# Task prompt
Would you repeat the listing exactly but omit every picture?

Material provided start

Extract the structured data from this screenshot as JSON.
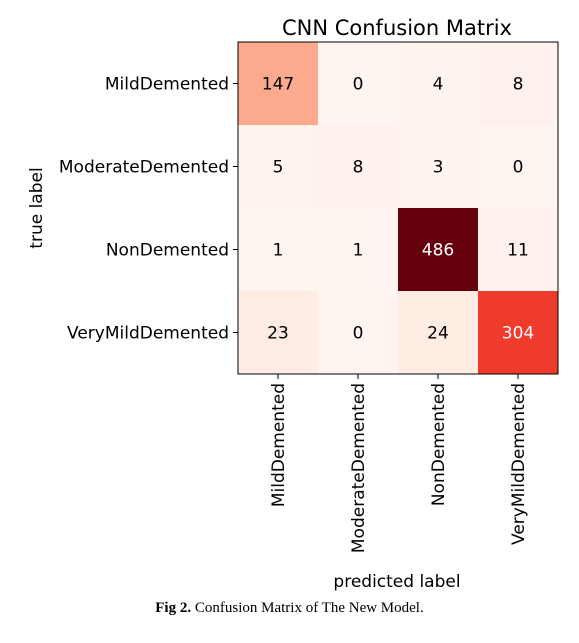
{
  "chart_data": {
    "type": "heatmap",
    "title": "CNN Confusion Matrix",
    "xlabel": "predicted label",
    "ylabel": "true label",
    "x_categories": [
      "MildDemented",
      "ModerateDemented",
      "NonDemented",
      "VeryMildDemented"
    ],
    "y_categories": [
      "MildDemented",
      "ModerateDemented",
      "NonDemented",
      "VeryMildDemented"
    ],
    "values": [
      [
        147,
        0,
        4,
        8
      ],
      [
        5,
        8,
        3,
        0
      ],
      [
        1,
        1,
        486,
        11
      ],
      [
        23,
        0,
        24,
        304
      ]
    ],
    "colormap": "Reds",
    "vmin": 0,
    "vmax": 486,
    "grid": false
  },
  "caption": {
    "label": "Fig 2.",
    "text": " Confusion Matrix of The New Model."
  }
}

Material provided end

# The reply
Extract the structured data from this screenshot as JSON.
{
  "chart_data": {
    "type": "heatmap",
    "title": "CNN Confusion Matrix",
    "xlabel": "predicted label",
    "ylabel": "true label",
    "x_categories": [
      "MildDemented",
      "ModerateDemented",
      "NonDemented",
      "VeryMildDemented"
    ],
    "y_categories": [
      "MildDemented",
      "ModerateDemented",
      "NonDemented",
      "VeryMildDemented"
    ],
    "values": [
      [
        147,
        0,
        4,
        8
      ],
      [
        5,
        8,
        3,
        0
      ],
      [
        1,
        1,
        486,
        11
      ],
      [
        23,
        0,
        24,
        304
      ]
    ],
    "colormap": "Reds",
    "vmin": 0,
    "vmax": 486,
    "grid": false
  },
  "caption": {
    "label": "Fig 2.",
    "text": " Confusion Matrix of The New Model."
  }
}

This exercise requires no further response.